(Data entries)
= = = =

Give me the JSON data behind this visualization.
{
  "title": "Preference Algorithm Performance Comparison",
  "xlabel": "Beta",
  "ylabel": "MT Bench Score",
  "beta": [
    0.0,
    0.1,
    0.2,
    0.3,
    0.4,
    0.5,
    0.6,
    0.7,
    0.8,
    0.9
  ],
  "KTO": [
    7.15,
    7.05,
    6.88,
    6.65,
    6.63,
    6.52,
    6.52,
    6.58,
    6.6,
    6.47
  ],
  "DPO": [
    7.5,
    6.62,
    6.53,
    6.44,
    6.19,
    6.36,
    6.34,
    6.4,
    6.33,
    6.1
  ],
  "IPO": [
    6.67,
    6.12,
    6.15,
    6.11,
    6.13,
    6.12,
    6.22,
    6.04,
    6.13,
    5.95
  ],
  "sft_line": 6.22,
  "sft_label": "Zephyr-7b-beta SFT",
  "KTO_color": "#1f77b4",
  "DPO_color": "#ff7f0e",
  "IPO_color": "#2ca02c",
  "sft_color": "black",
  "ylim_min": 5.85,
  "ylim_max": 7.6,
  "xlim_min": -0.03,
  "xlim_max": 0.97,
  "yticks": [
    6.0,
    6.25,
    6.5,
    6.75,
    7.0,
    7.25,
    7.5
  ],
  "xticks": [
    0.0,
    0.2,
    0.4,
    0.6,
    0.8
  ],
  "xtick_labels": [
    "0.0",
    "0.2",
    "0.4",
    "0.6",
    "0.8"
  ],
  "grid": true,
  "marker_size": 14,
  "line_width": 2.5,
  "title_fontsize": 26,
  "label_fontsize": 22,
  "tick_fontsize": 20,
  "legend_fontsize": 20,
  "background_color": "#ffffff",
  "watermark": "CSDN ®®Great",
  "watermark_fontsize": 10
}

= = = =

WHAT YOU WILL DO -
Write every record out again, unaltered.

ANSWER FOR THE TASK -
Give me the JSON data behind this visualization.
{
  "title": "Preference Algorithm Performance Comparison",
  "xlabel": "Beta",
  "ylabel": "MT Bench Score",
  "beta": [
    0.0,
    0.1,
    0.2,
    0.3,
    0.4,
    0.5,
    0.6,
    0.7,
    0.8,
    0.9
  ],
  "KTO": [
    7.15,
    7.05,
    6.88,
    6.65,
    6.63,
    6.52,
    6.52,
    6.58,
    6.6,
    6.47
  ],
  "DPO": [
    7.5,
    6.62,
    6.53,
    6.44,
    6.19,
    6.36,
    6.34,
    6.4,
    6.33,
    6.1
  ],
  "IPO": [
    6.67,
    6.12,
    6.15,
    6.11,
    6.13,
    6.12,
    6.22,
    6.04,
    6.13,
    5.95
  ],
  "sft_line": 6.22,
  "sft_label": "Zephyr-7b-beta SFT",
  "KTO_color": "#1f77b4",
  "DPO_color": "#ff7f0e",
  "IPO_color": "#2ca02c",
  "sft_color": "black",
  "ylim_min": 5.85,
  "ylim_max": 7.6,
  "xlim_min": -0.03,
  "xlim_max": 0.97,
  "yticks": [
    6.0,
    6.25,
    6.5,
    6.75,
    7.0,
    7.25,
    7.5
  ],
  "xticks": [
    0.0,
    0.2,
    0.4,
    0.6,
    0.8
  ],
  "xtick_labels": [
    "0.0",
    "0.2",
    "0.4",
    "0.6",
    "0.8"
  ],
  "grid": true,
  "marker_size": 14,
  "line_width": 2.5,
  "title_fontsize": 26,
  "label_fontsize": 22,
  "tick_fontsize": 20,
  "legend_fontsize": 20,
  "background_color": "#ffffff",
  "watermark": "CSDN ®®Great",
  "watermark_fontsize": 10
}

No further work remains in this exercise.